> **WRITTEN INSTRUCTION**:
Identify, in the records below, every line where the string "color" appears, and copy each such line.

>> Start MATERIAL SUPPLIED

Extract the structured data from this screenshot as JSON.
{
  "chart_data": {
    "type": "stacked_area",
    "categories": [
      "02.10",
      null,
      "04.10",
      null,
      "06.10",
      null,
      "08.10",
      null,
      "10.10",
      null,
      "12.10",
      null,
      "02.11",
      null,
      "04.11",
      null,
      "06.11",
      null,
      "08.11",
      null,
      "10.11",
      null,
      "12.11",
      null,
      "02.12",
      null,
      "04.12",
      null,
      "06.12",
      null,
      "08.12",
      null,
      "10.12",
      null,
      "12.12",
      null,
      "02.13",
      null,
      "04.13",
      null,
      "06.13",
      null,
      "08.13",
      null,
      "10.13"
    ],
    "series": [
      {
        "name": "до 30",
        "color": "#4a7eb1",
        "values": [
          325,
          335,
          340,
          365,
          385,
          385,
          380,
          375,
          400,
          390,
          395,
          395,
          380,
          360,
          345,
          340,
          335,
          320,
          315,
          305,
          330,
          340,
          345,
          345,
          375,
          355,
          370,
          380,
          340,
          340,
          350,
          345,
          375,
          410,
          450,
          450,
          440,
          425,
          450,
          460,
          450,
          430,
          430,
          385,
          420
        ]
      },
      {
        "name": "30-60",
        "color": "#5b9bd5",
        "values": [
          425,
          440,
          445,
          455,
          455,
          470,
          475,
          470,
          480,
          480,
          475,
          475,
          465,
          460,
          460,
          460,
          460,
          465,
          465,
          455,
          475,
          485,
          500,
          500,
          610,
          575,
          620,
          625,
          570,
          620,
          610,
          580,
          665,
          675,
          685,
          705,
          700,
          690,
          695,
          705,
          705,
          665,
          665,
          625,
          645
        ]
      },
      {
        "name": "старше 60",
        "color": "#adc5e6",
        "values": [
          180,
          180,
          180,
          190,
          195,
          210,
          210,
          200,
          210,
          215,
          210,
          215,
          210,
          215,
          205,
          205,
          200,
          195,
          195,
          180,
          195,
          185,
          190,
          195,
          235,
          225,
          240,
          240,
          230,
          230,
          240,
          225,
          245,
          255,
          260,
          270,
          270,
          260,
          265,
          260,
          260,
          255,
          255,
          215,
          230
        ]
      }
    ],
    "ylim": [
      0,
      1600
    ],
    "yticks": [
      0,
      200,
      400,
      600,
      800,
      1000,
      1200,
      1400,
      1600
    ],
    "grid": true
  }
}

>> End MATERIAL SUPPLIED

> **SOLUTION FOR THIS PROBLEM**:
        "color": "#4a7eb1",
        "color": "#5b9bd5",
        "color": "#adc5e6",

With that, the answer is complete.